__任务说明__
请从下面这段谈苏菲与伊本·阿拉比的访谈文字结束处续写下去。

__文本段落__
:::::

莫塔兹·纳塞尔:在过去的12年中,我一直在阅读与修习苏菲。像所有人一样,我最先接触到的是最有名的鲁米(注:Molana Jalaluddin Rumi,伊斯兰教苏菲派神秘主义诗人、教法学家,生活于13世纪塞尔柱帝国统治下的波斯),直到伊本·阿拉比(注:伊斯兰教苏非派神秘主义哲学家。1165年生于伊斯兰教治下的西班牙穆尔西亚。后在多地游学并经开罗、耶路撒冷到麦加朝觐,后定居于大马士革。伊本·阿拉比写有大量著作,内容涉及神学、哲学、传记和诗歌,主要著作有《麦加的启示》和《智慧的珠宝》。他的神秘主义思想对后来的苏非派思想家和欧洲中世纪思想家皆有影响,并为整个苏非派的发展提供理论框架,被后人尊为大长老和宗教复兴者)进入我的视野。我不想将他与鲁米比较,但我觉得他更深刻,更有人情味,他也是12至13世纪从安达卢西亚到中国的苏菲信徒们的精神导师之一。那时他很年轻,有天启的智慧。阅读他的诗篇时,我感觉美不胜收,如此自然,如此人性,如此简约却强烈。一个如他那样身居大长老之位者却能在人们面前说:“我曾拒绝那些与我信仰相异的朋友,而如今我的心接受一切信仰。”最后,他说:“我的信仰是爱,无论它通向何处。”是的,这很简单,即如此——爱。而这正是当下所缺乏的。看看现在的世界发生着什么,没有爱。这是任何信仰的核心,爱他人,爱自己,生活在爱与安宁中,因为在一天结束时,你希望躺在床上露出微笑。即如此。

:::::

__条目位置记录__
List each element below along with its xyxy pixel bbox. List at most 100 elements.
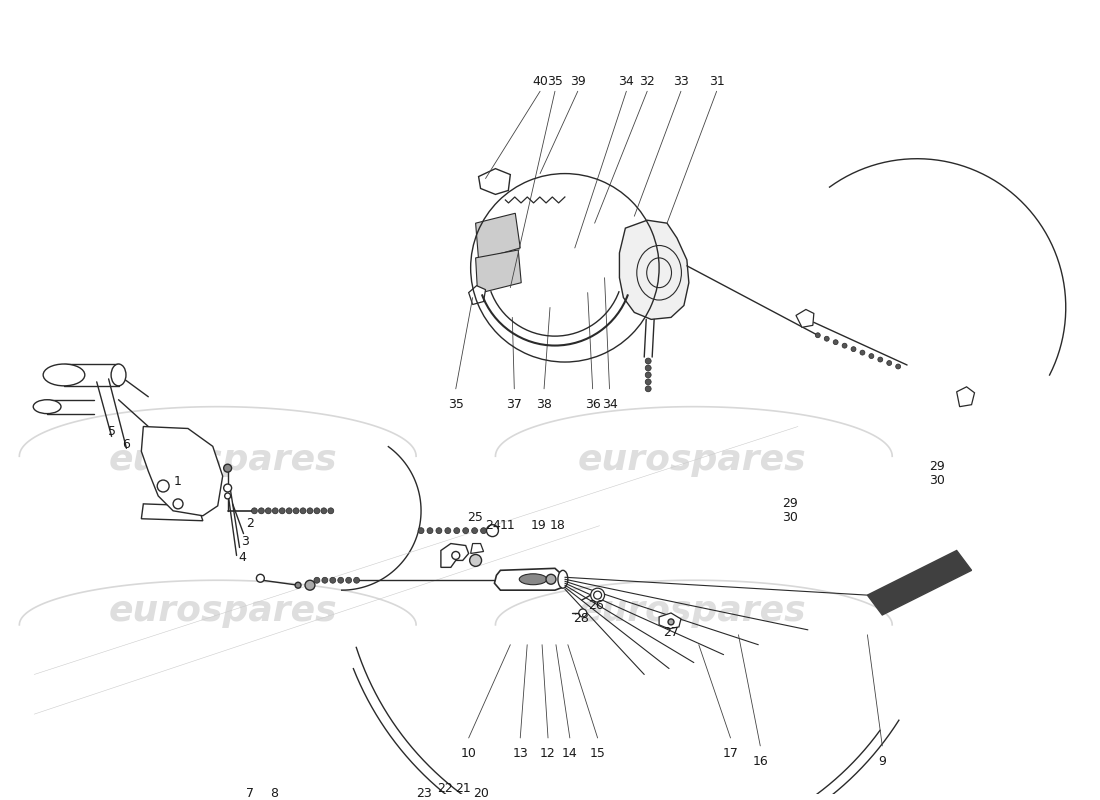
Text: 25: 25 <box>466 511 483 524</box>
Circle shape <box>646 379 651 385</box>
Circle shape <box>273 508 278 514</box>
Text: 27: 27 <box>663 626 679 639</box>
Circle shape <box>300 508 306 514</box>
Circle shape <box>353 578 360 583</box>
Text: 4: 4 <box>239 551 246 564</box>
Text: 37: 37 <box>506 398 522 411</box>
Circle shape <box>860 350 865 355</box>
Text: 12: 12 <box>540 747 556 760</box>
Text: 26: 26 <box>587 598 604 611</box>
Text: 20: 20 <box>473 787 488 800</box>
Circle shape <box>295 582 301 588</box>
Circle shape <box>265 508 272 514</box>
Polygon shape <box>957 387 975 406</box>
Circle shape <box>279 508 285 514</box>
Ellipse shape <box>33 400 60 414</box>
Circle shape <box>330 578 336 583</box>
Circle shape <box>579 609 586 617</box>
Text: 22: 22 <box>437 782 453 795</box>
Circle shape <box>321 508 327 514</box>
Polygon shape <box>141 504 202 521</box>
Text: eurospares: eurospares <box>109 443 337 478</box>
Polygon shape <box>796 310 814 327</box>
Text: 35: 35 <box>448 398 464 411</box>
Circle shape <box>252 508 257 514</box>
Text: 14: 14 <box>562 747 578 760</box>
Circle shape <box>322 578 328 583</box>
Text: 15: 15 <box>590 747 605 760</box>
Polygon shape <box>659 613 681 629</box>
Text: 5: 5 <box>108 425 115 438</box>
Text: 23: 23 <box>416 787 432 800</box>
Circle shape <box>646 358 651 364</box>
Ellipse shape <box>519 574 547 585</box>
Text: 3: 3 <box>242 535 250 548</box>
Circle shape <box>305 580 315 590</box>
Text: 6: 6 <box>122 438 131 451</box>
Circle shape <box>454 528 460 534</box>
Circle shape <box>173 499 183 509</box>
Circle shape <box>286 508 293 514</box>
Polygon shape <box>478 169 510 194</box>
Circle shape <box>481 528 486 534</box>
Circle shape <box>833 340 838 345</box>
Text: 7: 7 <box>246 787 254 800</box>
Text: 39: 39 <box>570 75 585 88</box>
Circle shape <box>895 364 901 369</box>
Text: 34: 34 <box>618 75 635 88</box>
Ellipse shape <box>558 570 568 588</box>
Text: 8: 8 <box>271 787 278 800</box>
Circle shape <box>815 333 821 338</box>
Text: 32: 32 <box>639 75 656 88</box>
Circle shape <box>472 528 477 534</box>
Text: 17: 17 <box>723 747 738 760</box>
Polygon shape <box>475 214 520 260</box>
Polygon shape <box>495 568 565 590</box>
Text: 28: 28 <box>573 613 588 626</box>
Text: 10: 10 <box>461 747 476 760</box>
Circle shape <box>646 386 651 392</box>
Text: 1: 1 <box>174 474 182 487</box>
Ellipse shape <box>111 364 126 386</box>
Text: 2: 2 <box>246 518 254 530</box>
Text: 36: 36 <box>585 398 601 411</box>
Circle shape <box>470 554 482 566</box>
Text: eurospares: eurospares <box>578 594 806 628</box>
Circle shape <box>486 525 498 537</box>
Circle shape <box>668 619 674 625</box>
Text: 21: 21 <box>454 782 471 795</box>
Circle shape <box>851 346 856 352</box>
Circle shape <box>843 343 847 348</box>
Circle shape <box>224 493 231 499</box>
Text: 40: 40 <box>532 75 548 88</box>
Text: 29: 29 <box>930 460 945 473</box>
Text: eurospares: eurospares <box>578 443 806 478</box>
Circle shape <box>444 528 451 534</box>
Circle shape <box>256 574 264 582</box>
Circle shape <box>314 508 320 514</box>
Circle shape <box>427 528 433 534</box>
Polygon shape <box>868 550 971 615</box>
Text: 19: 19 <box>530 519 546 532</box>
Circle shape <box>646 365 651 371</box>
Polygon shape <box>441 543 469 567</box>
Text: 29: 29 <box>782 498 797 510</box>
Circle shape <box>293 508 299 514</box>
Circle shape <box>646 372 651 378</box>
Ellipse shape <box>43 364 85 386</box>
Text: 34: 34 <box>602 398 617 411</box>
Text: 33: 33 <box>673 75 689 88</box>
Polygon shape <box>471 543 484 554</box>
Circle shape <box>314 578 320 583</box>
Circle shape <box>223 464 232 472</box>
Circle shape <box>463 528 469 534</box>
Text: 30: 30 <box>782 511 797 524</box>
Polygon shape <box>475 250 521 294</box>
Text: 30: 30 <box>928 474 945 486</box>
Circle shape <box>418 528 424 534</box>
Circle shape <box>338 578 343 583</box>
Circle shape <box>878 357 883 362</box>
Circle shape <box>307 508 312 514</box>
Circle shape <box>157 480 169 492</box>
Circle shape <box>546 574 556 584</box>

:::::

__以下输出__
所以我一直在想该如何触及这个问题。最初我尝试运用苏菲思想中的三个关键词:美,爱与悲悯,在2010年,有关《显与未显[El Thaher wa El baten (The Manifest and the Un-manifest)]》,以及两者如何应当相处和谐。如果你内在是美的,外在也将美好,如果爱充满你的心,也将显于你的面容,即如此。所以我使用这三个词在织物上做成“显与未显”的无尽轮回——你可以看到那些词各被书写两遍,一遍明显可见,另一遍隐于晦暗之中。我继续这样做着,直到在革命爆发的那18天里,我体验到广场上的人群中洋溢着爱的奇妙力量,美到不可思议。无人在意谁是谁:女人,男人,穆斯林,基督徒,有信仰者,无信仰者,万众一心。使大家团结在一起的只是爱。所以,我认为那是苏菲思想的核心,所以我做了那件名为《合并及浮现》的作品。三位衣色各异的苏菲派信徒翩翩起舞,渐渐聚拢,相触,分开,又聚拢……他们是不同的,但相互依恋。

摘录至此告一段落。